> _Task prompt_: Leave the pictures out and print every record below exactly as it stands.
-- Exercise materials start --
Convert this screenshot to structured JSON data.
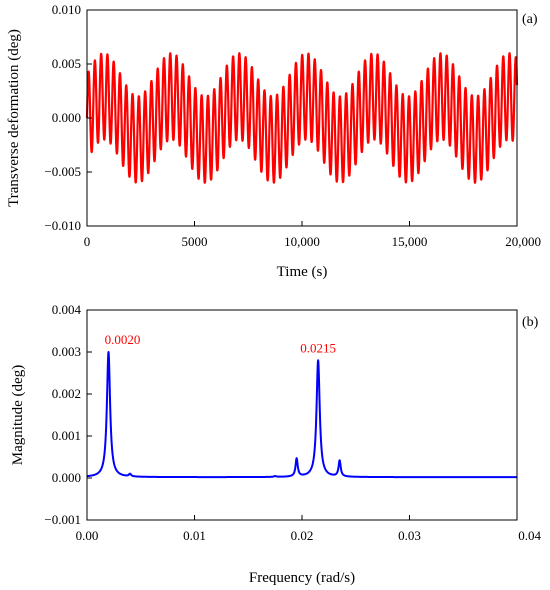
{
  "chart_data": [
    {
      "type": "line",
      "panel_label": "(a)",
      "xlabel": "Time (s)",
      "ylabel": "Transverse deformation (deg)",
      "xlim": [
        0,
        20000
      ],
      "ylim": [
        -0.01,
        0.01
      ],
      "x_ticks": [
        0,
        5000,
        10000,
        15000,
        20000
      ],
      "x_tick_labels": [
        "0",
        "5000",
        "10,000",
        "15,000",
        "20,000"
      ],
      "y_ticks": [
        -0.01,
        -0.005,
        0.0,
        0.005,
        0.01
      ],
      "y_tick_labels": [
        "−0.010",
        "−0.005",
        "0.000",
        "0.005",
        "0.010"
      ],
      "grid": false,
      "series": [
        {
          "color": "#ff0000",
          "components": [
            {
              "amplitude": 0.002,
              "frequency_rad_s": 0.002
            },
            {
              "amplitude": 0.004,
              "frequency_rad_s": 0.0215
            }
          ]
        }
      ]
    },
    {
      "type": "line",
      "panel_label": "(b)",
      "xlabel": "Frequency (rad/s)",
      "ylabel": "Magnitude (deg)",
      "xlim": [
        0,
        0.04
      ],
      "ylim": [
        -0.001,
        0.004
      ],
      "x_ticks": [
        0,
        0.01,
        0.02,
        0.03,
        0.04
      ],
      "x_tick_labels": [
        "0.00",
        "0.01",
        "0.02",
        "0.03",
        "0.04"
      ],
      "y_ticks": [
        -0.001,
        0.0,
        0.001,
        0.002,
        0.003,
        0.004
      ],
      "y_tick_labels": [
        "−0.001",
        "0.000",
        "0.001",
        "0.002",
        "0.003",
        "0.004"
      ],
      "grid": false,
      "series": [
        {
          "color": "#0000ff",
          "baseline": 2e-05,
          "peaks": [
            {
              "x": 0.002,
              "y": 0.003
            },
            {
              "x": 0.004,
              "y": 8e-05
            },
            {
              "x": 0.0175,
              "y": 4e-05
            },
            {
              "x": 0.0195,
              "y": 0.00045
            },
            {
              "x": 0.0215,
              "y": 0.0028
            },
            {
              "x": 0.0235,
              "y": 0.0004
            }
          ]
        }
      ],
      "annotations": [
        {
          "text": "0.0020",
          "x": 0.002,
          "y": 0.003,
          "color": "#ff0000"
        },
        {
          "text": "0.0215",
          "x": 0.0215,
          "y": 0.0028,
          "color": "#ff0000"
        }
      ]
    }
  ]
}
-- Exercise materials end --
> _Expected answer_:
Convert this screenshot to structured JSON data.
{
  "chart_data": [
    {
      "type": "line",
      "panel_label": "(a)",
      "xlabel": "Time (s)",
      "ylabel": "Transverse deformation (deg)",
      "xlim": [
        0,
        20000
      ],
      "ylim": [
        -0.01,
        0.01
      ],
      "x_ticks": [
        0,
        5000,
        10000,
        15000,
        20000
      ],
      "x_tick_labels": [
        "0",
        "5000",
        "10,000",
        "15,000",
        "20,000"
      ],
      "y_ticks": [
        -0.01,
        -0.005,
        0.0,
        0.005,
        0.01
      ],
      "y_tick_labels": [
        "−0.010",
        "−0.005",
        "0.000",
        "0.005",
        "0.010"
      ],
      "grid": false,
      "series": [
        {
          "color": "#ff0000",
          "components": [
            {
              "amplitude": 0.002,
              "frequency_rad_s": 0.002
            },
            {
              "amplitude": 0.004,
              "frequency_rad_s": 0.0215
            }
          ]
        }
      ]
    },
    {
      "type": "line",
      "panel_label": "(b)",
      "xlabel": "Frequency (rad/s)",
      "ylabel": "Magnitude (deg)",
      "xlim": [
        0,
        0.04
      ],
      "ylim": [
        -0.001,
        0.004
      ],
      "x_ticks": [
        0,
        0.01,
        0.02,
        0.03,
        0.04
      ],
      "x_tick_labels": [
        "0.00",
        "0.01",
        "0.02",
        "0.03",
        "0.04"
      ],
      "y_ticks": [
        -0.001,
        0.0,
        0.001,
        0.002,
        0.003,
        0.004
      ],
      "y_tick_labels": [
        "−0.001",
        "0.000",
        "0.001",
        "0.002",
        "0.003",
        "0.004"
      ],
      "grid": false,
      "series": [
        {
          "color": "#0000ff",
          "baseline": 2e-05,
          "peaks": [
            {
              "x": 0.002,
              "y": 0.003
            },
            {
              "x": 0.004,
              "y": 8e-05
            },
            {
              "x": 0.0175,
              "y": 4e-05
            },
            {
              "x": 0.0195,
              "y": 0.00045
            },
            {
              "x": 0.0215,
              "y": 0.0028
            },
            {
              "x": 0.0235,
              "y": 0.0004
            }
          ]
        }
      ],
      "annotations": [
        {
          "text": "0.0020",
          "x": 0.002,
          "y": 0.003,
          "color": "#ff0000"
        },
        {
          "text": "0.0215",
          "x": 0.0215,
          "y": 0.0028,
          "color": "#ff0000"
        }
      ]
    }
  ]
}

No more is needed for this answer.